• EXERCISE INPUT:
☆ ☆ ☆ ☆
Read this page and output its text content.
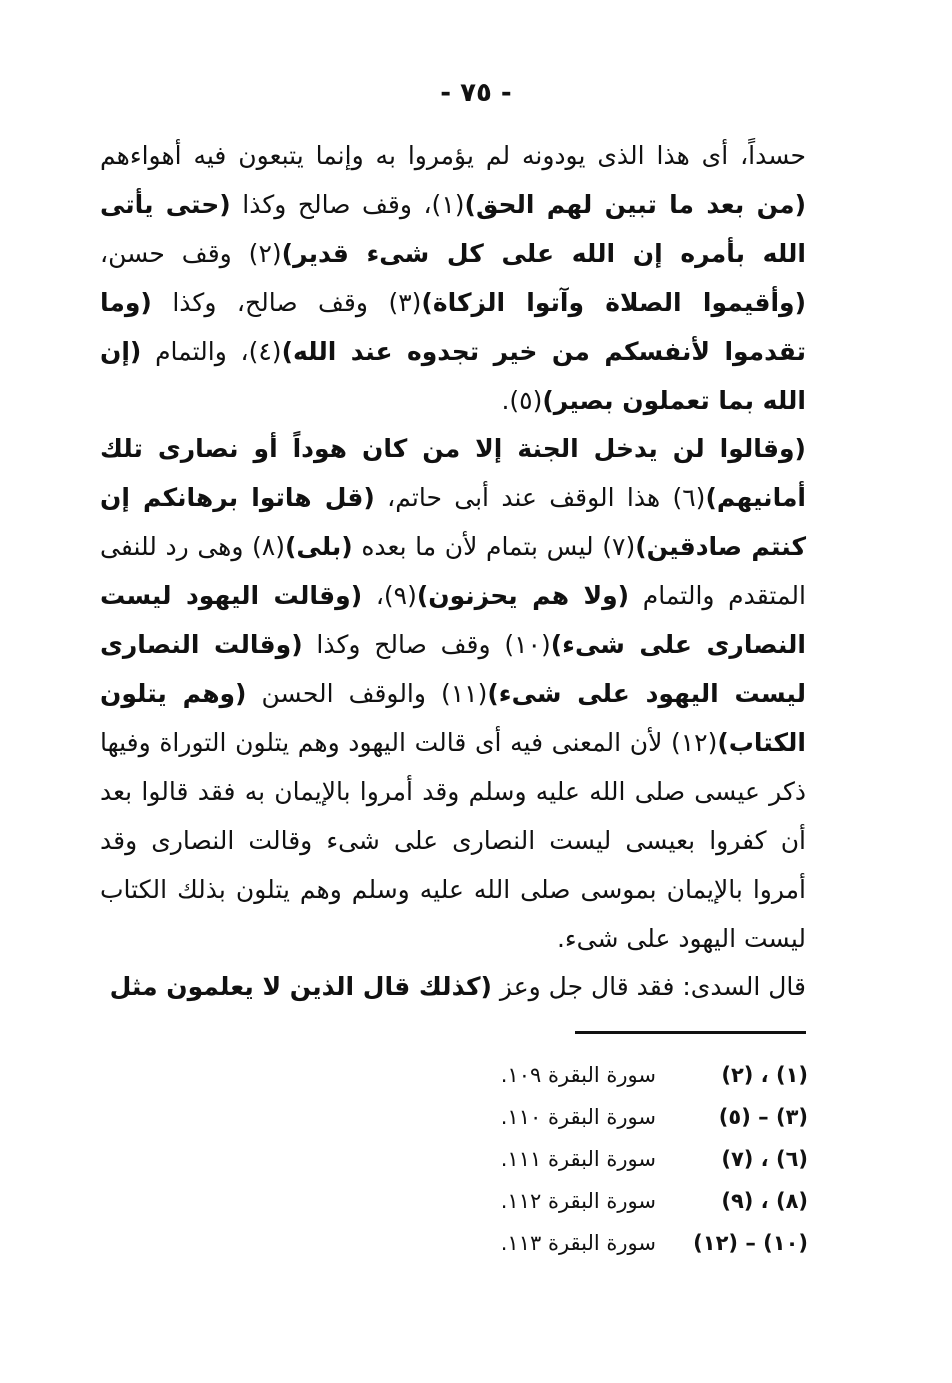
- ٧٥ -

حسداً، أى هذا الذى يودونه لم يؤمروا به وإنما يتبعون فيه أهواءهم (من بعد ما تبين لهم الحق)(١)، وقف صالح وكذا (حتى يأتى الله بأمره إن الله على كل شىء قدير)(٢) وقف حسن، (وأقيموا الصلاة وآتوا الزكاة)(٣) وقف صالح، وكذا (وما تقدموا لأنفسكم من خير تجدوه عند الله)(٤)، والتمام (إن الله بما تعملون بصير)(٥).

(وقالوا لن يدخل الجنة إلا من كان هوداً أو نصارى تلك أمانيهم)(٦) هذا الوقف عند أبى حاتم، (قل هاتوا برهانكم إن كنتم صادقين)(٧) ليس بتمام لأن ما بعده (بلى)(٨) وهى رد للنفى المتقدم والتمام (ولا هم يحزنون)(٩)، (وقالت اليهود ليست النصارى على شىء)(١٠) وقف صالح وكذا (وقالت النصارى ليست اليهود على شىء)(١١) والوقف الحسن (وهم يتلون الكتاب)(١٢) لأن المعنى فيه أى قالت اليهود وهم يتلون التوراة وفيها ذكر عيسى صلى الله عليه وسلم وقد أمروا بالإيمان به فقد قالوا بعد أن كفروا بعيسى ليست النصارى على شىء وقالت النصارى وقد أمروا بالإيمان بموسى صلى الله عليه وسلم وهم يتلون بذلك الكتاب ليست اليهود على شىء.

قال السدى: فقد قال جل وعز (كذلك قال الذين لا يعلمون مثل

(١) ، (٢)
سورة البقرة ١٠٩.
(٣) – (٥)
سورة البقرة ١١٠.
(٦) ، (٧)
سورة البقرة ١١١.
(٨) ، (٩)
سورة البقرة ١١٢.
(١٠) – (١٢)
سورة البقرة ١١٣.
☆ ☆ ☆ ☆
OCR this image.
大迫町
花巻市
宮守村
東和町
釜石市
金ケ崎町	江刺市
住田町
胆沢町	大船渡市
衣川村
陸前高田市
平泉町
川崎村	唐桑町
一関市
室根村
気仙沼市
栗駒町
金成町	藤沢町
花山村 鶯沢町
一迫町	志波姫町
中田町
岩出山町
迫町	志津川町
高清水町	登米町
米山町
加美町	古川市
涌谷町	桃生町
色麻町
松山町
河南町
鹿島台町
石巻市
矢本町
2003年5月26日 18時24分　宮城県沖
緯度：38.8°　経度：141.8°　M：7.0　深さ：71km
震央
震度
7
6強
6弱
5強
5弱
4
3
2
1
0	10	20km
☆ ☆ ☆ ☆
• JOB: Pick out every line of the listing containing the word "سورة", and show those lines.

• RESULT OF THE EXERCISE:
سورة البقرة ١٠٩.
سورة البقرة ١١٠.
سورة البقرة ١١١.
سورة البقرة ١١٢.
سورة البقرة ١١٣.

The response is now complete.